• **WHAT THIS TASK INVOLVES**:
Each entry below must be repeated exactly, with pictures left out.

--- Start DATA IN THIS EXERCISE ---

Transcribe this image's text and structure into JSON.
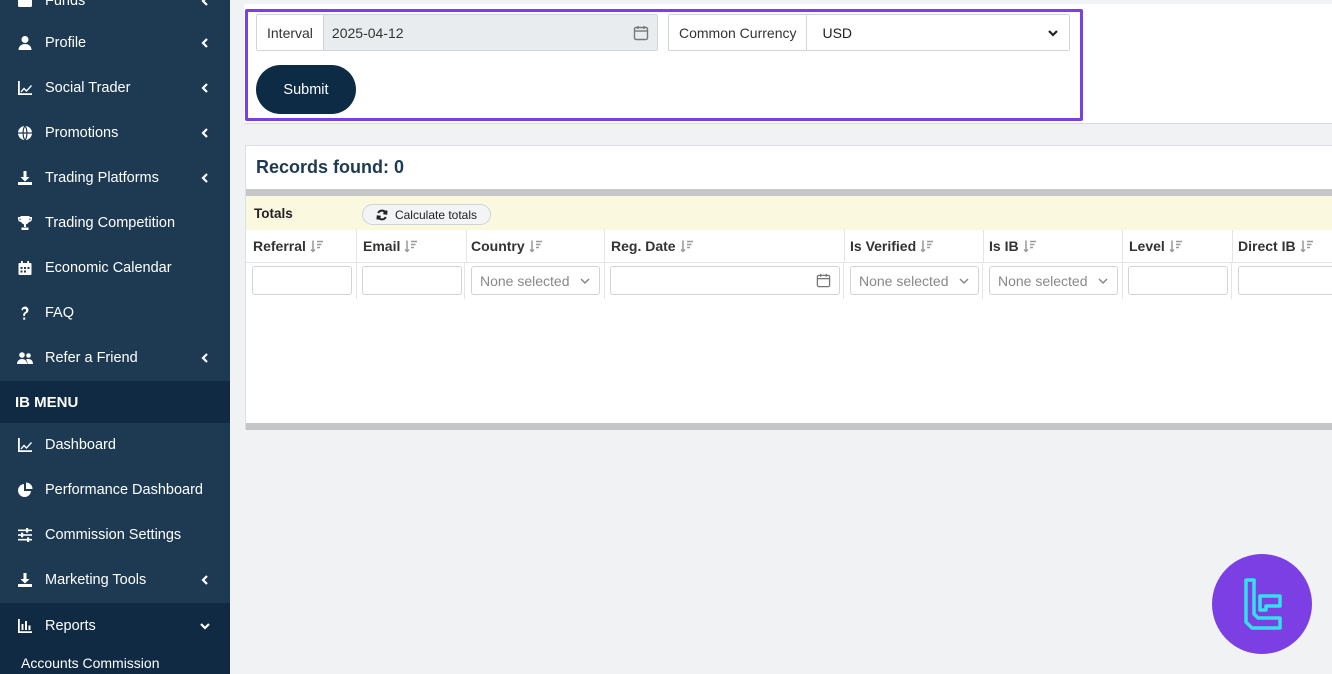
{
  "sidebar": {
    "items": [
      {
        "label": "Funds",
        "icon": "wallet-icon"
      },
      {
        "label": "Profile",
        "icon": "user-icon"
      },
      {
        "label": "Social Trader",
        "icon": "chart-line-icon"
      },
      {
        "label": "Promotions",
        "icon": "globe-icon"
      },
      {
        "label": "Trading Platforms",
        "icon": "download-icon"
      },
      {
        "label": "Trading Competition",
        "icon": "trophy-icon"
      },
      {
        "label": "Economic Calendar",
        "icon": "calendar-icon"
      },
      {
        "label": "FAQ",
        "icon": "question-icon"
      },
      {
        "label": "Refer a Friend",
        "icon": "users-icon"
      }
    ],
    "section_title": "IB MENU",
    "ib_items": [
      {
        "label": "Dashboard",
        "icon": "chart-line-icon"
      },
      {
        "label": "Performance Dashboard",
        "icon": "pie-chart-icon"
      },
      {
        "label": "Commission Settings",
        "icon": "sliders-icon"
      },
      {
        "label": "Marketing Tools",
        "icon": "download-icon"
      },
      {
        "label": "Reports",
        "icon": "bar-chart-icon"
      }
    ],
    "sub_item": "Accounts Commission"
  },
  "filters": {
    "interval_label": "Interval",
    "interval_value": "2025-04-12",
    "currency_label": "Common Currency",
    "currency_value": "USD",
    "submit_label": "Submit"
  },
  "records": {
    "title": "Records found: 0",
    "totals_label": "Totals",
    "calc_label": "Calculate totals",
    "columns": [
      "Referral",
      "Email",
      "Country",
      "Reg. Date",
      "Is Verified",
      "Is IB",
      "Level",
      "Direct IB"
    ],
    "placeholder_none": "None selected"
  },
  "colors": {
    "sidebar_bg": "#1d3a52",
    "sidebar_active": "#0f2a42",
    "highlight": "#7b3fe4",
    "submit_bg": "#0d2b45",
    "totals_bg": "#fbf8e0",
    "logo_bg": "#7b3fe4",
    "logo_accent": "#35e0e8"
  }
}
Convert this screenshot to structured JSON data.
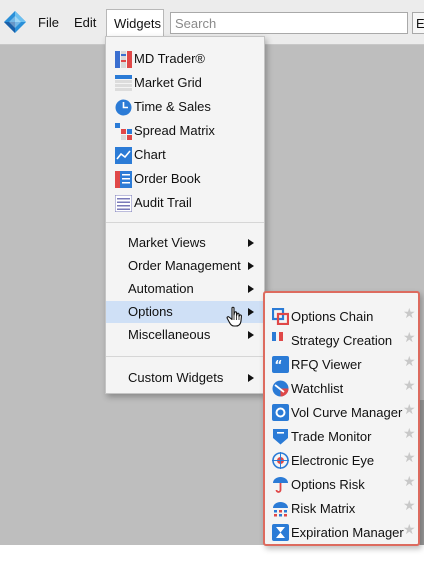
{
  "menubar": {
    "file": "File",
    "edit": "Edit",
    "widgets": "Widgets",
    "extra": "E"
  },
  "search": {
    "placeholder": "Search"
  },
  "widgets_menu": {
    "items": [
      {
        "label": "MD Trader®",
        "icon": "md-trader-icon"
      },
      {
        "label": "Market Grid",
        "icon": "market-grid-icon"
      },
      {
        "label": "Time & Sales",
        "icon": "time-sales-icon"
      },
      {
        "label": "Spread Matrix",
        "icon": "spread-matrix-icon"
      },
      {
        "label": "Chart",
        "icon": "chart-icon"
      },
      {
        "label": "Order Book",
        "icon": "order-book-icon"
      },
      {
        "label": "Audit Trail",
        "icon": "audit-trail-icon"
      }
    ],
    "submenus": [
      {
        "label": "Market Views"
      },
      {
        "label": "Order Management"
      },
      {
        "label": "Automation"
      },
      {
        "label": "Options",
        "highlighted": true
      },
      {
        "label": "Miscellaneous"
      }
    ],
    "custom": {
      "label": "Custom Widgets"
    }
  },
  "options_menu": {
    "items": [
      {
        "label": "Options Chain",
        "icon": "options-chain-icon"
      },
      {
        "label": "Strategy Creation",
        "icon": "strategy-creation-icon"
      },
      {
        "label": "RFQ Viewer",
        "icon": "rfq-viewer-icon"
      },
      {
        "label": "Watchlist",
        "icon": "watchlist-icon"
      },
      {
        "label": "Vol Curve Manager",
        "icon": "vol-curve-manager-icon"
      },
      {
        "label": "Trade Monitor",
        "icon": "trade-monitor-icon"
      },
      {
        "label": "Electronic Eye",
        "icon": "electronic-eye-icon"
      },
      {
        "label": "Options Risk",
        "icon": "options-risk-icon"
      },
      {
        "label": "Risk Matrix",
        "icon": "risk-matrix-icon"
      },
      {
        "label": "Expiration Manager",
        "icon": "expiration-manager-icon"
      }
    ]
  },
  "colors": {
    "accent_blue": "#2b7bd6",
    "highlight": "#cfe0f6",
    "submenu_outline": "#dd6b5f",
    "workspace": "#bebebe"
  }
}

--- End DATA IN THIS EXERCISE ---

• **WRITTEN RESPONSE**:
Transcribe this image's text and structure into JSON.
{
  "sidebar": {
    "items": [
      {
        "label": "Funds",
        "icon": "wallet-icon"
      },
      {
        "label": "Profile",
        "icon": "user-icon"
      },
      {
        "label": "Social Trader",
        "icon": "chart-line-icon"
      },
      {
        "label": "Promotions",
        "icon": "globe-icon"
      },
      {
        "label": "Trading Platforms",
        "icon": "download-icon"
      },
      {
        "label": "Trading Competition",
        "icon": "trophy-icon"
      },
      {
        "label": "Economic Calendar",
        "icon": "calendar-icon"
      },
      {
        "label": "FAQ",
        "icon": "question-icon"
      },
      {
        "label": "Refer a Friend",
        "icon": "users-icon"
      }
    ],
    "section_title": "IB MENU",
    "ib_items": [
      {
        "label": "Dashboard",
        "icon": "chart-line-icon"
      },
      {
        "label": "Performance Dashboard",
        "icon": "pie-chart-icon"
      },
      {
        "label": "Commission Settings",
        "icon": "sliders-icon"
      },
      {
        "label": "Marketing Tools",
        "icon": "download-icon"
      },
      {
        "label": "Reports",
        "icon": "bar-chart-icon"
      }
    ],
    "sub_item": "Accounts Commission"
  },
  "filters": {
    "interval_label": "Interval",
    "interval_value": "2025-04-12",
    "currency_label": "Common Currency",
    "currency_value": "USD",
    "submit_label": "Submit"
  },
  "records": {
    "title": "Records found: 0",
    "totals_label": "Totals",
    "calc_label": "Calculate totals",
    "columns": [
      "Referral",
      "Email",
      "Country",
      "Reg. Date",
      "Is Verified",
      "Is IB",
      "Level",
      "Direct IB"
    ],
    "placeholder_none": "None selected"
  },
  "colors": {
    "sidebar_bg": "#1d3a52",
    "sidebar_active": "#0f2a42",
    "highlight": "#7b3fe4",
    "submit_bg": "#0d2b45",
    "totals_bg": "#fbf8e0",
    "logo_bg": "#7b3fe4",
    "logo_accent": "#35e0e8"
  }
}
Convert this screenshot to structured JSON data.
{
  "menubar": {
    "file": "File",
    "edit": "Edit",
    "widgets": "Widgets",
    "extra": "E"
  },
  "search": {
    "placeholder": "Search"
  },
  "widgets_menu": {
    "items": [
      {
        "label": "MD Trader®",
        "icon": "md-trader-icon"
      },
      {
        "label": "Market Grid",
        "icon": "market-grid-icon"
      },
      {
        "label": "Time & Sales",
        "icon": "time-sales-icon"
      },
      {
        "label": "Spread Matrix",
        "icon": "spread-matrix-icon"
      },
      {
        "label": "Chart",
        "icon": "chart-icon"
      },
      {
        "label": "Order Book",
        "icon": "order-book-icon"
      },
      {
        "label": "Audit Trail",
        "icon": "audit-trail-icon"
      }
    ],
    "submenus": [
      {
        "label": "Market Views"
      },
      {
        "label": "Order Management"
      },
      {
        "label": "Automation"
      },
      {
        "label": "Options",
        "highlighted": true
      },
      {
        "label": "Miscellaneous"
      }
    ],
    "custom": {
      "label": "Custom Widgets"
    }
  },
  "options_menu": {
    "items": [
      {
        "label": "Options Chain",
        "icon": "options-chain-icon"
      },
      {
        "label": "Strategy Creation",
        "icon": "strategy-creation-icon"
      },
      {
        "label": "RFQ Viewer",
        "icon": "rfq-viewer-icon"
      },
      {
        "label": "Watchlist",
        "icon": "watchlist-icon"
      },
      {
        "label": "Vol Curve Manager",
        "icon": "vol-curve-manager-icon"
      },
      {
        "label": "Trade Monitor",
        "icon": "trade-monitor-icon"
      },
      {
        "label": "Electronic Eye",
        "icon": "electronic-eye-icon"
      },
      {
        "label": "Options Risk",
        "icon": "options-risk-icon"
      },
      {
        "label": "Risk Matrix",
        "icon": "risk-matrix-icon"
      },
      {
        "label": "Expiration Manager",
        "icon": "expiration-manager-icon"
      }
    ]
  },
  "colors": {
    "accent_blue": "#2b7bd6",
    "highlight": "#cfe0f6",
    "submenu_outline": "#dd6b5f",
    "workspace": "#bebebe"
  }
}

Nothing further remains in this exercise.